Dataset entries:
○ ○ ○ ○

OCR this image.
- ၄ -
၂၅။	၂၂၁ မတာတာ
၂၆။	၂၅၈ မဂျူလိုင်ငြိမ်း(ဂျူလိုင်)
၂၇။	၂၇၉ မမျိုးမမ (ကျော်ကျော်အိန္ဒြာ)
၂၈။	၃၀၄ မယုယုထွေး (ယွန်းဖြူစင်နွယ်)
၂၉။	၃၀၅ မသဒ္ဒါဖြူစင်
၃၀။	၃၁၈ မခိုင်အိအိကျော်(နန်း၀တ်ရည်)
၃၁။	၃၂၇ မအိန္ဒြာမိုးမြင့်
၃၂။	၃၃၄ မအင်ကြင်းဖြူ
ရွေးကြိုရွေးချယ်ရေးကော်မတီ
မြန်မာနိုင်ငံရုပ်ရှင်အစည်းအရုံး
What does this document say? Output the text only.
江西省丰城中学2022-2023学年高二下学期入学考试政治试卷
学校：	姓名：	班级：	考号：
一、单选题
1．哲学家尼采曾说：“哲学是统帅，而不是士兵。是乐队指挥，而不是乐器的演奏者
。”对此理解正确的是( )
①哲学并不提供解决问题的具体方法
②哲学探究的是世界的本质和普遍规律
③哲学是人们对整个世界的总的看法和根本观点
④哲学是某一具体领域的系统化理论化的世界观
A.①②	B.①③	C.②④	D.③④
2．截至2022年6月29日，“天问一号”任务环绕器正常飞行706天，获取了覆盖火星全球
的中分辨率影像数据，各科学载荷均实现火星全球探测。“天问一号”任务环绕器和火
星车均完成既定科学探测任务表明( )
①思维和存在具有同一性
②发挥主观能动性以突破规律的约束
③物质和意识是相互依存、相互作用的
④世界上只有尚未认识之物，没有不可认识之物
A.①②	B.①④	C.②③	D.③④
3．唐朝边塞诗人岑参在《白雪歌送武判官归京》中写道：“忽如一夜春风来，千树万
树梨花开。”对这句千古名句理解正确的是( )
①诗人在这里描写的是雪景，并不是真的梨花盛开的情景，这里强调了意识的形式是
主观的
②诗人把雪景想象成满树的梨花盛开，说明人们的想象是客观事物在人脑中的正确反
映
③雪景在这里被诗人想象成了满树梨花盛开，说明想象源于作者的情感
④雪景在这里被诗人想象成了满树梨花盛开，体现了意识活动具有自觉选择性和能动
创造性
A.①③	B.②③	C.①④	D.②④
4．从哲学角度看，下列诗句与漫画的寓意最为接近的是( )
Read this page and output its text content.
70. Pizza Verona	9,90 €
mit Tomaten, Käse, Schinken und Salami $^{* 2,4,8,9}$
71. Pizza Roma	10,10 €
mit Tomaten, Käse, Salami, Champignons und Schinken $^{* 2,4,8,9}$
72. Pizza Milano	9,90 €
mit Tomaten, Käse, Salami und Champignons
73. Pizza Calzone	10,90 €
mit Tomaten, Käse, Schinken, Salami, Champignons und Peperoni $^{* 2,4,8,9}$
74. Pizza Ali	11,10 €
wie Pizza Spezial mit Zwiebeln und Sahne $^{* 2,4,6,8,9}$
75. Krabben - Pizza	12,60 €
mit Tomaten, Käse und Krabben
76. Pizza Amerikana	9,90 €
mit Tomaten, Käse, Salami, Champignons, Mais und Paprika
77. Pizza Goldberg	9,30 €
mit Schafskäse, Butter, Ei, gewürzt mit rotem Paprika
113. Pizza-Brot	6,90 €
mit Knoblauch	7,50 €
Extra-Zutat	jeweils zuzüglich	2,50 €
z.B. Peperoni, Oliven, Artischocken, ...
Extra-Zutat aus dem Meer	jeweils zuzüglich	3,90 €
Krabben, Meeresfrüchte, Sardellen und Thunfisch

○ ○ ○ ○

*TO DO:*
Output the records verbatim, from the first line to the last.

*COMPLETE RESPONSE:*
OCR this image.
- ၄ -
၂၅။	၂၂၁ မတာတာ
၂၆။	၂၅၈ မဂျူလိုင်ငြိမ်း(ဂျူလိုင်)
၂၇။	၂၇၉ မမျိုးမမ (ကျော်ကျော်အိန္ဒြာ)
၂၈။	၃၀၄ မယုယုထွေး (ယွန်းဖြူစင်နွယ်)
၂၉။	၃၀၅ မသဒ္ဒါဖြူစင်
၃၀။	၃၁၈ မခိုင်အိအိကျော်(နန်း၀တ်ရည်)
၃၁။	၃၂၇ မအိန္ဒြာမိုးမြင့်
၃၂။	၃၃၄ မအင်ကြင်းဖြူ
ရွေးကြိုရွေးချယ်ရေးကော်မတီ
မြန်မာနိုင်ငံရုပ်ရှင်အစည်းအရုံး
What does this document say? Output the text only.
江西省丰城中学2022-2023学年高二下学期入学考试政治试卷
学校：	姓名：	班级：	考号：
一、单选题
1．哲学家尼采曾说：“哲学是统帅，而不是士兵。是乐队指挥，而不是乐器的演奏者
。”对此理解正确的是( )
①哲学并不提供解决问题的具体方法
②哲学探究的是世界的本质和普遍规律
③哲学是人们对整个世界的总的看法和根本观点
④哲学是某一具体领域的系统化理论化的世界观
A.①②	B.①③	C.②④	D.③④
2．截至2022年6月29日，“天问一号”任务环绕器正常飞行706天，获取了覆盖火星全球
的中分辨率影像数据，各科学载荷均实现火星全球探测。“天问一号”任务环绕器和火
星车均完成既定科学探测任务表明( )
①思维和存在具有同一性
②发挥主观能动性以突破规律的约束
③物质和意识是相互依存、相互作用的
④世界上只有尚未认识之物，没有不可认识之物
A.①②	B.①④	C.②③	D.③④
3．唐朝边塞诗人岑参在《白雪歌送武判官归京》中写道：“忽如一夜春风来，千树万
树梨花开。”对这句千古名句理解正确的是( )
①诗人在这里描写的是雪景，并不是真的梨花盛开的情景，这里强调了意识的形式是
主观的
②诗人把雪景想象成满树的梨花盛开，说明人们的想象是客观事物在人脑中的正确反
映
③雪景在这里被诗人想象成了满树梨花盛开，说明想象源于作者的情感
④雪景在这里被诗人想象成了满树梨花盛开，体现了意识活动具有自觉选择性和能动
创造性
A.①③	B.②③	C.①④	D.②④
4．从哲学角度看，下列诗句与漫画的寓意最为接近的是( )
Read this page and output its text content.
70. Pizza Verona	9,90 €
mit Tomaten, Käse, Schinken und Salami $^{* 2,4,8,9}$
71. Pizza Roma	10,10 €
mit Tomaten, Käse, Salami, Champignons und Schinken $^{* 2,4,8,9}$
72. Pizza Milano	9,90 €
mit Tomaten, Käse, Salami und Champignons
73. Pizza Calzone	10,90 €
mit Tomaten, Käse, Schinken, Salami, Champignons und Peperoni $^{* 2,4,8,9}$
74. Pizza Ali	11,10 €
wie Pizza Spezial mit Zwiebeln und Sahne $^{* 2,4,6,8,9}$
75. Krabben - Pizza	12,60 €
mit Tomaten, Käse und Krabben
76. Pizza Amerikana	9,90 €
mit Tomaten, Käse, Salami, Champignons, Mais und Paprika
77. Pizza Goldberg	9,30 €
mit Schafskäse, Butter, Ei, gewürzt mit rotem Paprika
113. Pizza-Brot	6,90 €
mit Knoblauch	7,50 €
Extra-Zutat	jeweils zuzüglich	2,50 €
z.B. Peperoni, Oliven, Artischocken, ...
Extra-Zutat aus dem Meer	jeweils zuzüglich	3,90 €
Krabben, Meeresfrüchte, Sardellen und Thunfisch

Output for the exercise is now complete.